** start of Entries provided **
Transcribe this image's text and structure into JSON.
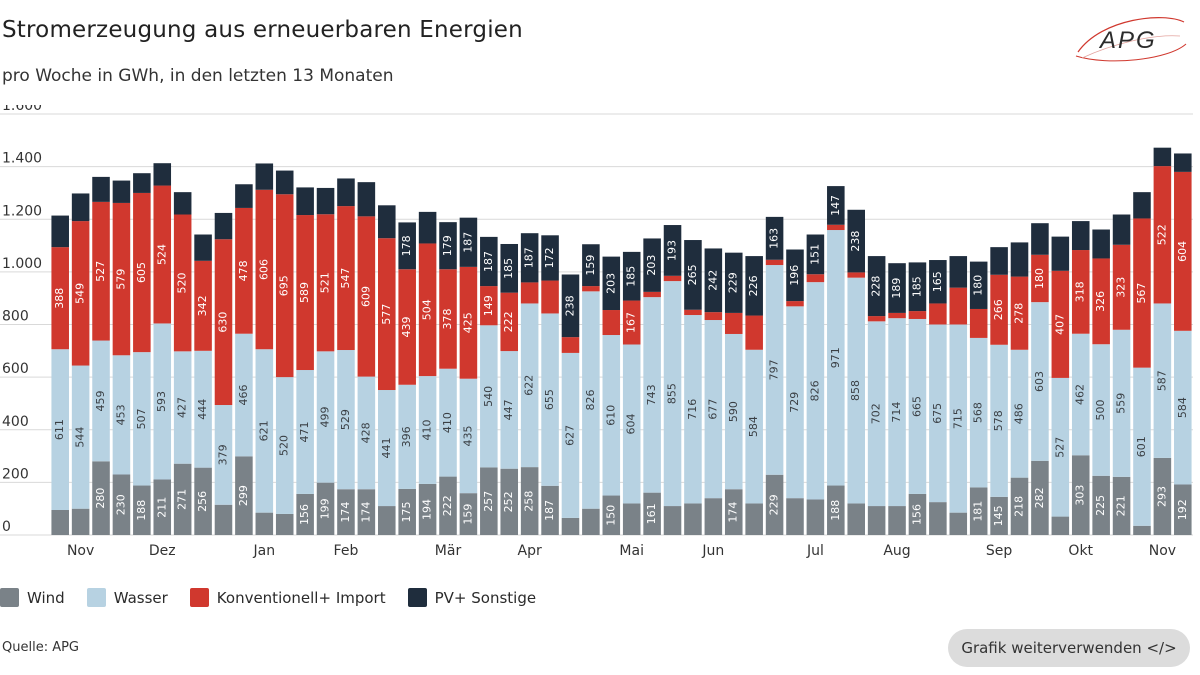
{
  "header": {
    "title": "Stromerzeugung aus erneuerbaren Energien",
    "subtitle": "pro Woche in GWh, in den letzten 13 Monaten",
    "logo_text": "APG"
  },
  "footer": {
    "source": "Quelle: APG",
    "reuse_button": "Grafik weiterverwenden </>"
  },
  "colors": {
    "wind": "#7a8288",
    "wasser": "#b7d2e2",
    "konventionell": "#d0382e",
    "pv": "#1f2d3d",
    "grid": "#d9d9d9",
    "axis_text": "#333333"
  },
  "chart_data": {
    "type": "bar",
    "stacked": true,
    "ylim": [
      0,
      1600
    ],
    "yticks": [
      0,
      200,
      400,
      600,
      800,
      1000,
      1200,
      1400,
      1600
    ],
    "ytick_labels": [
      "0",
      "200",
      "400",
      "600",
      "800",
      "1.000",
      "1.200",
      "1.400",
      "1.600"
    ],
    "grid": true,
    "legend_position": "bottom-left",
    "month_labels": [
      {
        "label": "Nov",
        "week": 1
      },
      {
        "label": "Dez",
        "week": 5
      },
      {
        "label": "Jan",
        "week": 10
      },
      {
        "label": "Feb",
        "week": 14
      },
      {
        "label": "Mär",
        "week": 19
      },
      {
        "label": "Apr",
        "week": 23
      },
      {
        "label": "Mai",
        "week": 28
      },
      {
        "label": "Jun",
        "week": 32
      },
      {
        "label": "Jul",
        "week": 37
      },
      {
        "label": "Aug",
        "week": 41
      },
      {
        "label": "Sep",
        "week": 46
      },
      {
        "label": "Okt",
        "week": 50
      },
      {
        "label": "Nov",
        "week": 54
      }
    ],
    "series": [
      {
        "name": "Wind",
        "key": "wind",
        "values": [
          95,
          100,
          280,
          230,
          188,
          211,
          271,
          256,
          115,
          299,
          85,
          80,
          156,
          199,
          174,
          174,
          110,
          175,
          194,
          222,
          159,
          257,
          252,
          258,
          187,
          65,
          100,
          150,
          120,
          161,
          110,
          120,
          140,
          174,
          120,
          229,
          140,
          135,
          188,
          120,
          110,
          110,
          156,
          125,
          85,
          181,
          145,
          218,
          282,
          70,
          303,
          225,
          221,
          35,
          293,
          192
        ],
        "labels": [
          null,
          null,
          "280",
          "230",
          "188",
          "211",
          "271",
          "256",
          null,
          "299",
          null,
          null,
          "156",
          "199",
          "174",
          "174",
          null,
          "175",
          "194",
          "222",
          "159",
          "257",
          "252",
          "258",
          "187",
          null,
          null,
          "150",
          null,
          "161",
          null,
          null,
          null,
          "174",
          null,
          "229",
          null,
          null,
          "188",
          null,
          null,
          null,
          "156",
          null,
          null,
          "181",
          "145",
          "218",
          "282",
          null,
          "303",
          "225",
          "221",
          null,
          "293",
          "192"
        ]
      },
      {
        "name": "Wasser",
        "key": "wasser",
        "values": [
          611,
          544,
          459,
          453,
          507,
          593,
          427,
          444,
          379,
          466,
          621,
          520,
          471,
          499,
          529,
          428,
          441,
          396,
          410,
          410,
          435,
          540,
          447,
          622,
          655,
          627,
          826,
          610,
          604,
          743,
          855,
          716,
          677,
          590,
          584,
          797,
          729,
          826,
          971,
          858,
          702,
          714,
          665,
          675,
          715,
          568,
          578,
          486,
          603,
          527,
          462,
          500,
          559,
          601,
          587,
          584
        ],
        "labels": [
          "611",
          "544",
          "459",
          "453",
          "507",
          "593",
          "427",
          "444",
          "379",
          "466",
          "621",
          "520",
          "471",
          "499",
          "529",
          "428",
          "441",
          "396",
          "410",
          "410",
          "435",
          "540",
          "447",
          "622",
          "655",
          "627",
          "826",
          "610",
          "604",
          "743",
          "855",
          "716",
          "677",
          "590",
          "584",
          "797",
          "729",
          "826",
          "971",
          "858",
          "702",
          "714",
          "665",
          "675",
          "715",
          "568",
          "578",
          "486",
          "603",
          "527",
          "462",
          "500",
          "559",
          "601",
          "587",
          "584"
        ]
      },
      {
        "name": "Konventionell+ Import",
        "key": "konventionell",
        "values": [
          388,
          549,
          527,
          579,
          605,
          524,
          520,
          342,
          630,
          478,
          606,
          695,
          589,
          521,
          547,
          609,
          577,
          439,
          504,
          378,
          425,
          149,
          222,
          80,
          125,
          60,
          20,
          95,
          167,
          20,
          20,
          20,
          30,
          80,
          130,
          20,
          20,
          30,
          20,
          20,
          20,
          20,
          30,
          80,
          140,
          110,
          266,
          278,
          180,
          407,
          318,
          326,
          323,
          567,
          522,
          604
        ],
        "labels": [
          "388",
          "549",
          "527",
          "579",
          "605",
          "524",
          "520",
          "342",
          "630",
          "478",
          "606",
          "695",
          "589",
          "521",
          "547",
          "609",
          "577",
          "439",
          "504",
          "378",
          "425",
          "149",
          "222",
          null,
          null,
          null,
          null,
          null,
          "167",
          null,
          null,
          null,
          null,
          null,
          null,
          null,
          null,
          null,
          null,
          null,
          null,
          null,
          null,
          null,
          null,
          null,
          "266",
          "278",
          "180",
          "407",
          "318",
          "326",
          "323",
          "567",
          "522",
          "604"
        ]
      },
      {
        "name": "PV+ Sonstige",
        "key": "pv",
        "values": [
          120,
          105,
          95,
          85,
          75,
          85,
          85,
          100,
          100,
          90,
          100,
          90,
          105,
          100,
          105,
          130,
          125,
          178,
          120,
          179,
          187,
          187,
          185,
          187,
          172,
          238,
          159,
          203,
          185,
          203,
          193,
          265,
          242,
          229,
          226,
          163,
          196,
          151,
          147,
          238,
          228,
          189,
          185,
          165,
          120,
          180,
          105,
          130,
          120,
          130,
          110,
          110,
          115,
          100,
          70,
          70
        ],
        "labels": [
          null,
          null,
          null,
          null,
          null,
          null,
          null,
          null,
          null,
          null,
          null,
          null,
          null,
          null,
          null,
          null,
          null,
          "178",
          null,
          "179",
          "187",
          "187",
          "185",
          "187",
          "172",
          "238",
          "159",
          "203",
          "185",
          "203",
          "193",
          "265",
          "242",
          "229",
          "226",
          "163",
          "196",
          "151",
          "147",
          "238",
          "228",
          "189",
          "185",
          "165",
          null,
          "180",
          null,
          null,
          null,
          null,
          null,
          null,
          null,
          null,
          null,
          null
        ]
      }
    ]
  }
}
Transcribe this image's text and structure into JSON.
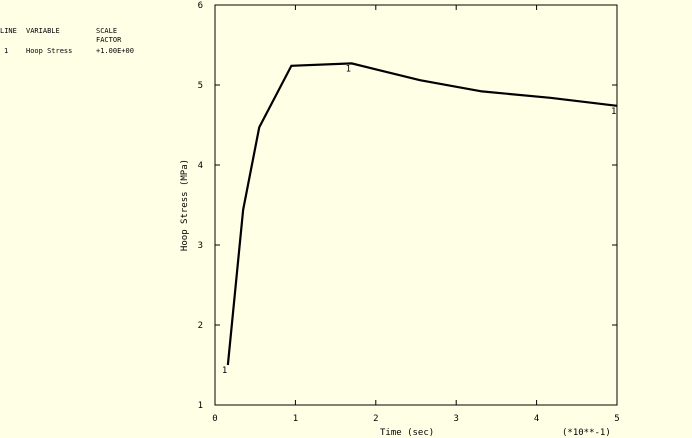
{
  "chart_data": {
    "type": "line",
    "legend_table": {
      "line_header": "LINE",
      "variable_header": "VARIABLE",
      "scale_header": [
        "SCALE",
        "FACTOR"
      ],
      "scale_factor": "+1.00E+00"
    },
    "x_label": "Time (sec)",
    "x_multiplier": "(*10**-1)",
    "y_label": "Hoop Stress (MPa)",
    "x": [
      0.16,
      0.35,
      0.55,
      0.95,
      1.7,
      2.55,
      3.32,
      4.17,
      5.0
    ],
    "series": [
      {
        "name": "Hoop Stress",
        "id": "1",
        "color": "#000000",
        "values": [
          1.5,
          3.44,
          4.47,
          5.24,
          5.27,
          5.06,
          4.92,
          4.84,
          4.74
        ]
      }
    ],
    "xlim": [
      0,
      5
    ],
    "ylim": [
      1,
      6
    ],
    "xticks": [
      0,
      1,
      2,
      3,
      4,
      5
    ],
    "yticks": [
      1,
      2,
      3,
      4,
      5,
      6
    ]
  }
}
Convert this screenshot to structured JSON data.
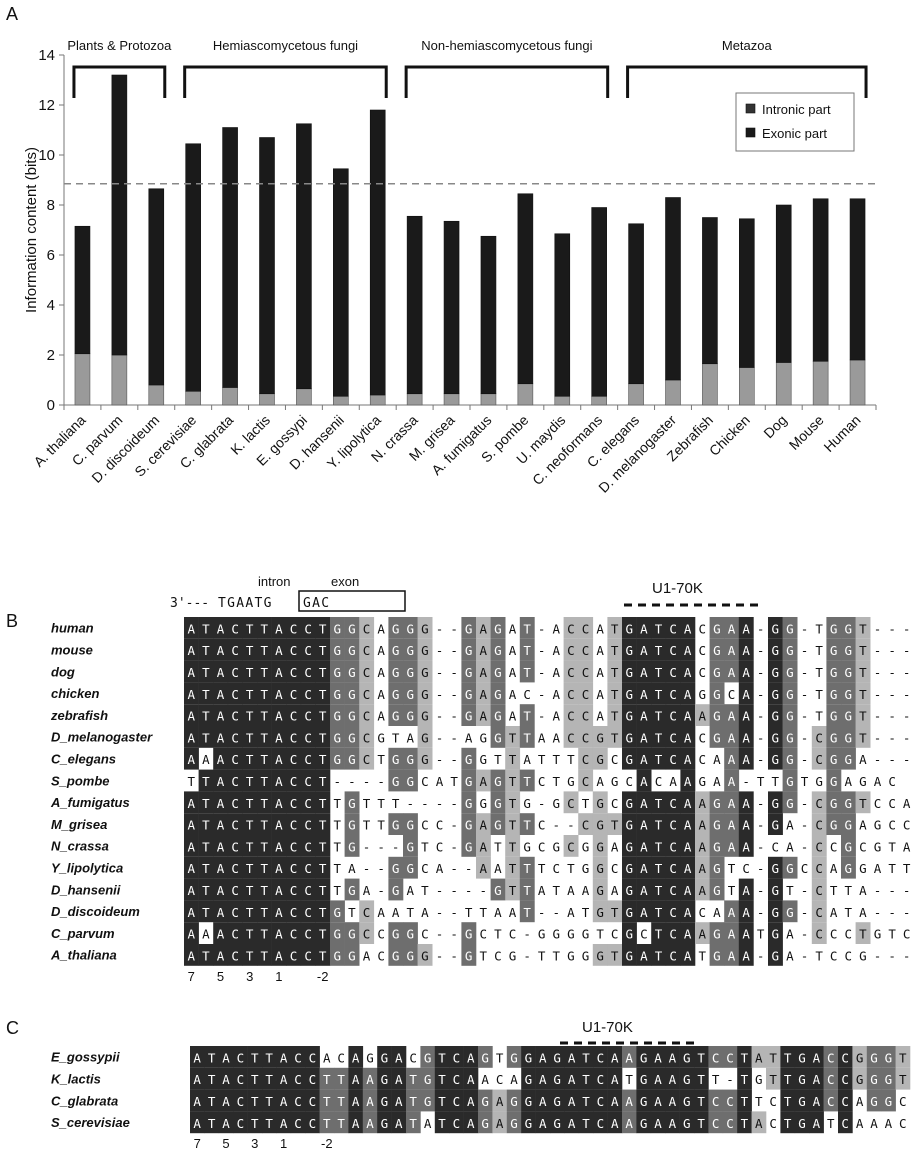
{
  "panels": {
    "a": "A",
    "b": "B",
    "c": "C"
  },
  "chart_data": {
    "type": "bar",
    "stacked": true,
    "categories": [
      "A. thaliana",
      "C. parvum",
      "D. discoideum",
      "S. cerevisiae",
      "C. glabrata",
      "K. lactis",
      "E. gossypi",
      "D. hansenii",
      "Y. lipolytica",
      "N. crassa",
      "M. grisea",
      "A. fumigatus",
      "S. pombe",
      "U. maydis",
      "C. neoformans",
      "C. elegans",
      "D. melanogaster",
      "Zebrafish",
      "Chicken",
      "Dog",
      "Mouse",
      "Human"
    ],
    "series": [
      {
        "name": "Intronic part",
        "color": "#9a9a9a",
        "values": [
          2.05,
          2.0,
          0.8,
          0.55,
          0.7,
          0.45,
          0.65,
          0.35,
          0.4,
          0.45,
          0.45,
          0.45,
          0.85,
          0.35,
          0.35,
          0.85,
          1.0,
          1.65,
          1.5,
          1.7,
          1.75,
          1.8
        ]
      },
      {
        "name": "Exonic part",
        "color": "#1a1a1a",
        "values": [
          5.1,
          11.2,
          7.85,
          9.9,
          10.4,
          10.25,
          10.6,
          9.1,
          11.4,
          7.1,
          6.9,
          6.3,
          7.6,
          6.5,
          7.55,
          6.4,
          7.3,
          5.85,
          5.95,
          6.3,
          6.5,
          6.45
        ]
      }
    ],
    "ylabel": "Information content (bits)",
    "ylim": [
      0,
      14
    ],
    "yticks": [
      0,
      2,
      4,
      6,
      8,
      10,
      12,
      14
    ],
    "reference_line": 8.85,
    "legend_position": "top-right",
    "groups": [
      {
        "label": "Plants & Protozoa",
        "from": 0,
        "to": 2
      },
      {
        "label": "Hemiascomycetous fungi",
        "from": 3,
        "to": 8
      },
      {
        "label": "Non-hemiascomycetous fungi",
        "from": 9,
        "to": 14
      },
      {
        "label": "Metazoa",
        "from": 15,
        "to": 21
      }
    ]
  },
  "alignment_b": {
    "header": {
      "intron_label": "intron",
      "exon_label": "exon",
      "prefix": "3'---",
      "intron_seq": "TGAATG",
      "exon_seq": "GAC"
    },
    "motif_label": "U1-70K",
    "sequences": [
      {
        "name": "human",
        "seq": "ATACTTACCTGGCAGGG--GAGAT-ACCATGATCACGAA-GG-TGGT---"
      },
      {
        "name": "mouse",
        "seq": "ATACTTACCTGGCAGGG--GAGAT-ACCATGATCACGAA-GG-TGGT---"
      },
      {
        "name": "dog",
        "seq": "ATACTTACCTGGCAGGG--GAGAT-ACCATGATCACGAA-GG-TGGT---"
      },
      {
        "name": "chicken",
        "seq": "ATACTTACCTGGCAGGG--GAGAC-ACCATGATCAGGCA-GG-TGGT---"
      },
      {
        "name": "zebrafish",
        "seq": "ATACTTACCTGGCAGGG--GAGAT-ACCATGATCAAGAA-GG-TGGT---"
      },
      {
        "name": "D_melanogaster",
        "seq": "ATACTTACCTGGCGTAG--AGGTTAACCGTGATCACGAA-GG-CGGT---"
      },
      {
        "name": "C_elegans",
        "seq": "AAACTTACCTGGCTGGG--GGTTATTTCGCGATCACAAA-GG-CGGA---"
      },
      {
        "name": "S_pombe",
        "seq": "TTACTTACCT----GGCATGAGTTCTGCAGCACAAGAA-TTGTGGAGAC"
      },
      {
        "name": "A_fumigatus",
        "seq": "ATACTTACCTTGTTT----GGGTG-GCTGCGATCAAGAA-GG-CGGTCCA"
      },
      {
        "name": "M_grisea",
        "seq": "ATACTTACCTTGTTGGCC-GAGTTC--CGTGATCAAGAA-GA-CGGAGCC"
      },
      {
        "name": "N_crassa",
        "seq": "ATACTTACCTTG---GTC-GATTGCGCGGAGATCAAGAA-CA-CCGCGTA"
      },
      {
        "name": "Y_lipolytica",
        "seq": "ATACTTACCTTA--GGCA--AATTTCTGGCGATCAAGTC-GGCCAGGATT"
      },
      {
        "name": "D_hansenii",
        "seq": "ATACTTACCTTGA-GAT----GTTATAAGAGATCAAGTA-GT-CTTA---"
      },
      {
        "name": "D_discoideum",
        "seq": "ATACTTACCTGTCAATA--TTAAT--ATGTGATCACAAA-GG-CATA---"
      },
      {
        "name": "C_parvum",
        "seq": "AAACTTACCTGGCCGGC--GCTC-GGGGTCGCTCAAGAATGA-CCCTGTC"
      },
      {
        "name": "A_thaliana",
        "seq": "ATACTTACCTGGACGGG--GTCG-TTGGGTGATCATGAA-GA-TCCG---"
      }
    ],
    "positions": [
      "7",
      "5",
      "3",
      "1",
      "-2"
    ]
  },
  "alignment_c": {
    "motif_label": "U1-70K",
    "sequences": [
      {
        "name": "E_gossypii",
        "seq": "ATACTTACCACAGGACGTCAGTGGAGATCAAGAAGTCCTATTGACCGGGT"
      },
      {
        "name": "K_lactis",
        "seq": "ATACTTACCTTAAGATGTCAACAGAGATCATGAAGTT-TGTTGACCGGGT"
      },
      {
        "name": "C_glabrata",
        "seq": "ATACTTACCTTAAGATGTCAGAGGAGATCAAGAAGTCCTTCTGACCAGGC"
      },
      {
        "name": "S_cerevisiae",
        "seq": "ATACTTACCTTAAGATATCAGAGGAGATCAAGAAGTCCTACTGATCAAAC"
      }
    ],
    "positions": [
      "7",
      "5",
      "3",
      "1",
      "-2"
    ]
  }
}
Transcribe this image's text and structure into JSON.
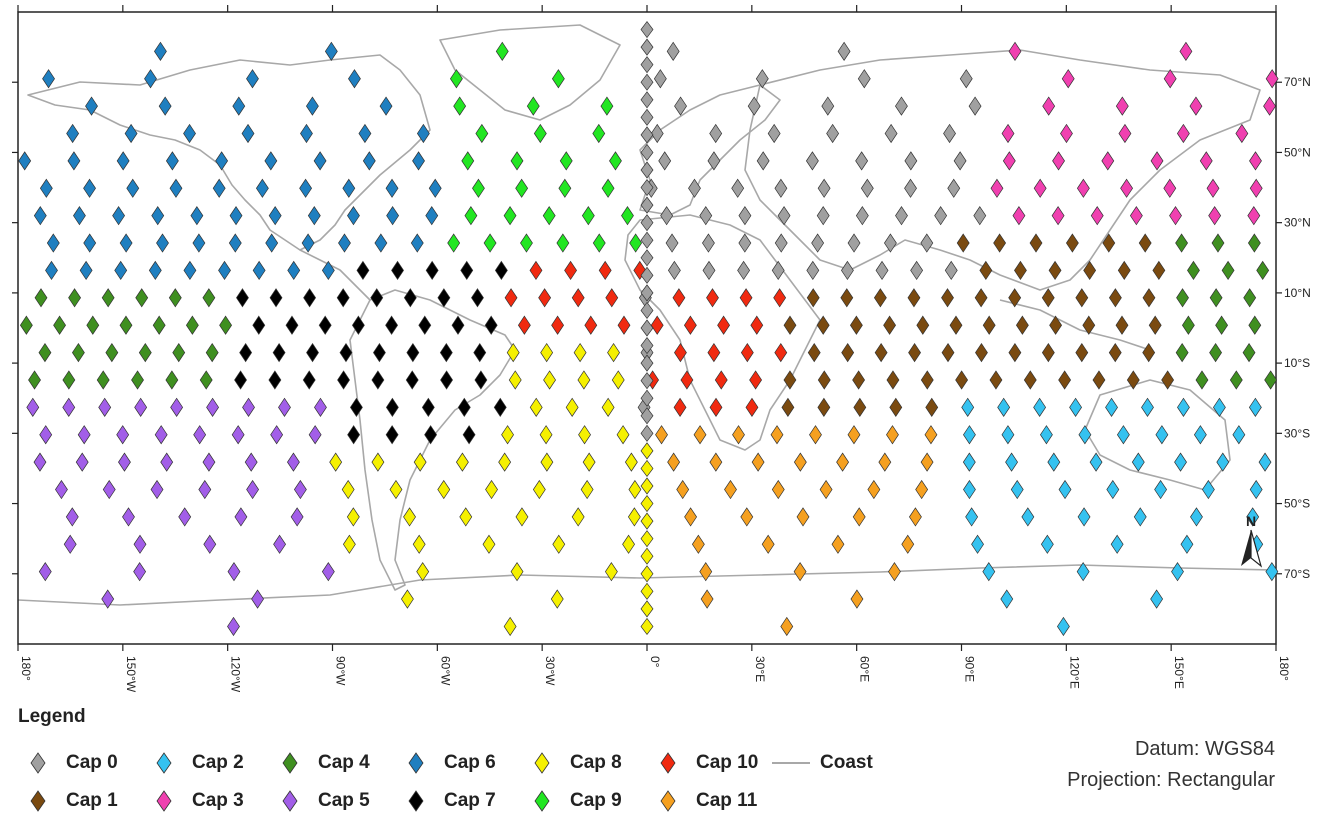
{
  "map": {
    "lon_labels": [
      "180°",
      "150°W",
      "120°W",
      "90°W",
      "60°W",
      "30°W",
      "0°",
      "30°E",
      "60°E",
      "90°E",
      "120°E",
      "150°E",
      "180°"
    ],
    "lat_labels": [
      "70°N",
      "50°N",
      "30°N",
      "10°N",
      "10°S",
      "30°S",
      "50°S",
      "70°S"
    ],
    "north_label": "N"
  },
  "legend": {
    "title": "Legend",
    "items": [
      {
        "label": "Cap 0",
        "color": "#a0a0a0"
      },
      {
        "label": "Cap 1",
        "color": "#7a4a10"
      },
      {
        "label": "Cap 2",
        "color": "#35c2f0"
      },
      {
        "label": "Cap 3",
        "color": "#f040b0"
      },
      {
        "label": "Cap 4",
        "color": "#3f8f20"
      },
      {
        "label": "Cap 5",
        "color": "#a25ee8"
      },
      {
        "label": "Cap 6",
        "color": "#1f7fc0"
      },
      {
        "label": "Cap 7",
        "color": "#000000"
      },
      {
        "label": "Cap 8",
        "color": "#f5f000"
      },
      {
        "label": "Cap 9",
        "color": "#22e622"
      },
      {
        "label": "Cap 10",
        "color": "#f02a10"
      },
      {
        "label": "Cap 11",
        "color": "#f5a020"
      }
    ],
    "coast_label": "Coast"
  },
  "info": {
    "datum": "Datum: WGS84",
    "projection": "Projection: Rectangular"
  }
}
** end of Entries provided **
Task brief:
Scan the material for lines with the word "part", and copy each line you find.

Response to this task:
        "name": "Intronic part",
        "name": "Exonic part",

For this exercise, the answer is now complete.